-- BEGIN --

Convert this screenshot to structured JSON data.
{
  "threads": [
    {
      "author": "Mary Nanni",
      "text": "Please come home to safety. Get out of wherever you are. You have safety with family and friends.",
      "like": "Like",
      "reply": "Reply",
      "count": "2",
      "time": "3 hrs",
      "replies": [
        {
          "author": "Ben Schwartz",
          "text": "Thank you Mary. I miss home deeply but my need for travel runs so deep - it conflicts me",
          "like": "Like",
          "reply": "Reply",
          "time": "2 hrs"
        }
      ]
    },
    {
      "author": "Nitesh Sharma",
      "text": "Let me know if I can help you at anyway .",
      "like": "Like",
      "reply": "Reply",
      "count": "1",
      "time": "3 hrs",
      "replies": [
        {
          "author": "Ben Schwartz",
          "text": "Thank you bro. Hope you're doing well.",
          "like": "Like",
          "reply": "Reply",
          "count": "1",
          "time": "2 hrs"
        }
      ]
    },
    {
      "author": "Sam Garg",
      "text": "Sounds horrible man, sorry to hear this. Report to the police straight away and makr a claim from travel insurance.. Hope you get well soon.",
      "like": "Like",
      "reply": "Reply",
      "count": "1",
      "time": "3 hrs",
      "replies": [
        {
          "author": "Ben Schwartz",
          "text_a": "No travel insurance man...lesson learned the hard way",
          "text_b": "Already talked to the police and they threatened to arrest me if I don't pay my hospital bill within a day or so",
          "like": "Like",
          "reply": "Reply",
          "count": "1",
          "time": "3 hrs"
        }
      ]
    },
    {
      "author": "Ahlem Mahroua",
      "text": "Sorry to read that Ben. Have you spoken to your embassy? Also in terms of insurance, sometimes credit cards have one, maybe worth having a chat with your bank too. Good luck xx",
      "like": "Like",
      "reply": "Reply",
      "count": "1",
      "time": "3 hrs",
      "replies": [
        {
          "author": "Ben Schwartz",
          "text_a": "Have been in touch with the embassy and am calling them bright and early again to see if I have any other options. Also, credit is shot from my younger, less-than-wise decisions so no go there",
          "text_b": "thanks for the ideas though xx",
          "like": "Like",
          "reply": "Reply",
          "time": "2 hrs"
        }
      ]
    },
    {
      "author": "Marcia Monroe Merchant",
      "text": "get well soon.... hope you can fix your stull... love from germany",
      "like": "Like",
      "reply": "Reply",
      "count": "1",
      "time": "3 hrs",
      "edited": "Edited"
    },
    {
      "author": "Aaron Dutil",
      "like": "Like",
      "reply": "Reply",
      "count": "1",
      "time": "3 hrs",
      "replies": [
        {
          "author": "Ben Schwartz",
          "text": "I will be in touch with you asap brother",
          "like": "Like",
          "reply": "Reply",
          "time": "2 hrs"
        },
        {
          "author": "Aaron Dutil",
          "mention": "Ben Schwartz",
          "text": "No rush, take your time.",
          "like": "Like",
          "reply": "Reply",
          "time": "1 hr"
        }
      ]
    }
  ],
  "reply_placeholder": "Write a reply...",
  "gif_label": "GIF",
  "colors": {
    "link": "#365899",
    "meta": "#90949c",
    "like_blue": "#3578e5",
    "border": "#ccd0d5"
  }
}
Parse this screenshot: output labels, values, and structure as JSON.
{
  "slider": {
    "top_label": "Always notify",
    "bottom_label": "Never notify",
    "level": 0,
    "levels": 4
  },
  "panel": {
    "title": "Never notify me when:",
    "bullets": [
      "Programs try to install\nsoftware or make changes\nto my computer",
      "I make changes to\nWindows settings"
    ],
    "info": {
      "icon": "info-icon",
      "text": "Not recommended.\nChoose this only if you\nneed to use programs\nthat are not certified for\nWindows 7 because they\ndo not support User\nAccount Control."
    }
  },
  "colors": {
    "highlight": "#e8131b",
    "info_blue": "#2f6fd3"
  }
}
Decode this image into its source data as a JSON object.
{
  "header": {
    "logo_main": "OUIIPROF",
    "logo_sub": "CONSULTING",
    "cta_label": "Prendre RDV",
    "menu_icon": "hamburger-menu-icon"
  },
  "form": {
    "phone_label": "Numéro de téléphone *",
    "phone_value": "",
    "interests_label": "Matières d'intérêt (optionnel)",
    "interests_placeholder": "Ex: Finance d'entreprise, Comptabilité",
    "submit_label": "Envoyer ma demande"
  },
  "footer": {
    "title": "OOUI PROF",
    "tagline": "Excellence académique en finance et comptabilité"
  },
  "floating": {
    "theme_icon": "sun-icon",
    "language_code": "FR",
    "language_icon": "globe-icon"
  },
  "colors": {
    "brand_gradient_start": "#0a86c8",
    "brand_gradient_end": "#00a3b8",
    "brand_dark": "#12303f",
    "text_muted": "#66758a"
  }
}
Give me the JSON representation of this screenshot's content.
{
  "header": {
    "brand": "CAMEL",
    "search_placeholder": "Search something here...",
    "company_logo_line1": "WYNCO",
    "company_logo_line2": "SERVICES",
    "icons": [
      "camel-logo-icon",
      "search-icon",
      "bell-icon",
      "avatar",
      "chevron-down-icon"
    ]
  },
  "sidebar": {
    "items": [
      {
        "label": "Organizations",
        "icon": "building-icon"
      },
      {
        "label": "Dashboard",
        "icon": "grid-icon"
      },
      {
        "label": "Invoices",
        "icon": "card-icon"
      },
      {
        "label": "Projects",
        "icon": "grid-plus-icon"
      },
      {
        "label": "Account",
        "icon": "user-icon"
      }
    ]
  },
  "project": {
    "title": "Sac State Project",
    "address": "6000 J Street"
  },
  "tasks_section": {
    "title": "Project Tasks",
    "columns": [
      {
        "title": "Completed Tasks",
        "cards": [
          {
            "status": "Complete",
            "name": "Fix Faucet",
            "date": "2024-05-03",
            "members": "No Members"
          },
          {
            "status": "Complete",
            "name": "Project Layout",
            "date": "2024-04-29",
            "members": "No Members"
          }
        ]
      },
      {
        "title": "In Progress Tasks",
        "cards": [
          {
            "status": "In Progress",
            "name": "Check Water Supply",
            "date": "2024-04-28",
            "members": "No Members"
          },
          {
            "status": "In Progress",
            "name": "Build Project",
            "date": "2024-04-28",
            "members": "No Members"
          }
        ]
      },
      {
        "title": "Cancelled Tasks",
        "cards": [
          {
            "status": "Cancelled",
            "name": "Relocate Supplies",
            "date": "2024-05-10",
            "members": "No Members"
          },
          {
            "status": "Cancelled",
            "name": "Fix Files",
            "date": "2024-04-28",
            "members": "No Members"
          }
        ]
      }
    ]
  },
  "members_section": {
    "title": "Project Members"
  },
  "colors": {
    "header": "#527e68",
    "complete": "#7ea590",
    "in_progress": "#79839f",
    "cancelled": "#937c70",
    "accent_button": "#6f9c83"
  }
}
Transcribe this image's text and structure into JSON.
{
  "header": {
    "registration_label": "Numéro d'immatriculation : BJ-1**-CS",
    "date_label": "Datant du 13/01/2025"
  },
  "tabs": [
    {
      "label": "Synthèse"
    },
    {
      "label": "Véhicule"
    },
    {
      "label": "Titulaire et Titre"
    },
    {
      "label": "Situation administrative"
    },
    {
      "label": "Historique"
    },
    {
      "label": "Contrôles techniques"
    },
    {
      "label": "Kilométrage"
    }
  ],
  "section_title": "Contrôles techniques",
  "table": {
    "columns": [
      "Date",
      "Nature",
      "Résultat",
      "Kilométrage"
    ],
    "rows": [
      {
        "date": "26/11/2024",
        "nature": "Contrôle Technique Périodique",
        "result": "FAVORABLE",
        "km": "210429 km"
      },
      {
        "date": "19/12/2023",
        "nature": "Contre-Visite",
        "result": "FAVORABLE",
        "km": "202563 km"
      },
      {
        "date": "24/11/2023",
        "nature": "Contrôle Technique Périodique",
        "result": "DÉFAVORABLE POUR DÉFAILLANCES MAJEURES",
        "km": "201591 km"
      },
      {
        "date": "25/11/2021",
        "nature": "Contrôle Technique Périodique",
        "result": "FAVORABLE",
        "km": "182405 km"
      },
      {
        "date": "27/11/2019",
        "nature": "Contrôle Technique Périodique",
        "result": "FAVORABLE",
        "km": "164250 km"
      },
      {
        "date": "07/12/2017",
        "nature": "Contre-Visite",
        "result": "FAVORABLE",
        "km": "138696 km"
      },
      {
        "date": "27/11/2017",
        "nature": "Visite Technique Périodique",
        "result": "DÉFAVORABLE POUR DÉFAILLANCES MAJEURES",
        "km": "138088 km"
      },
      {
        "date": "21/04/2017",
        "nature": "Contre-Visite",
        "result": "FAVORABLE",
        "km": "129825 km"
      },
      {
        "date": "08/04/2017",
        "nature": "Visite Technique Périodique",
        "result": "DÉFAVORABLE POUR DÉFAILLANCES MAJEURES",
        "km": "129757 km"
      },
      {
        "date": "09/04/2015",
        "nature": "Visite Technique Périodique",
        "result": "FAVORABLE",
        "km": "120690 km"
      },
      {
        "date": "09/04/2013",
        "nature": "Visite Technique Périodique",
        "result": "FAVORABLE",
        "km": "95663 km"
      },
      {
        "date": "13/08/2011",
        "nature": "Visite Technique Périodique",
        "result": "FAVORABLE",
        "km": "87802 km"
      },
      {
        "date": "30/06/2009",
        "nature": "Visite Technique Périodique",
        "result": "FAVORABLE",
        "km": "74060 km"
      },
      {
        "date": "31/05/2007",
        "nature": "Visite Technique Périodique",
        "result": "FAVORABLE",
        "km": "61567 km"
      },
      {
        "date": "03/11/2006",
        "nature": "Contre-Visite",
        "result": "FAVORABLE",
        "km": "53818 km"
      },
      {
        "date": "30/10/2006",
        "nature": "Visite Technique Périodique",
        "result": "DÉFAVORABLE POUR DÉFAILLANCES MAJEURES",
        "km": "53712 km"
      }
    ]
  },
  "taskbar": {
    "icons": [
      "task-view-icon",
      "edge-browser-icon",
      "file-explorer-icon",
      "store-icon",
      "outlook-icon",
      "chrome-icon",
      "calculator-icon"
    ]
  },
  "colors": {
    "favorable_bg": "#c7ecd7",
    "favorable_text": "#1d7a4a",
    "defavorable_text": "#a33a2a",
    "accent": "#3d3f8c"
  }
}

-- END --

Pull every line containing "techniques" out of the data above.

*Written solution:*
      "label": "Contrôles techniques"
  "section_title": "Contrôles techniques",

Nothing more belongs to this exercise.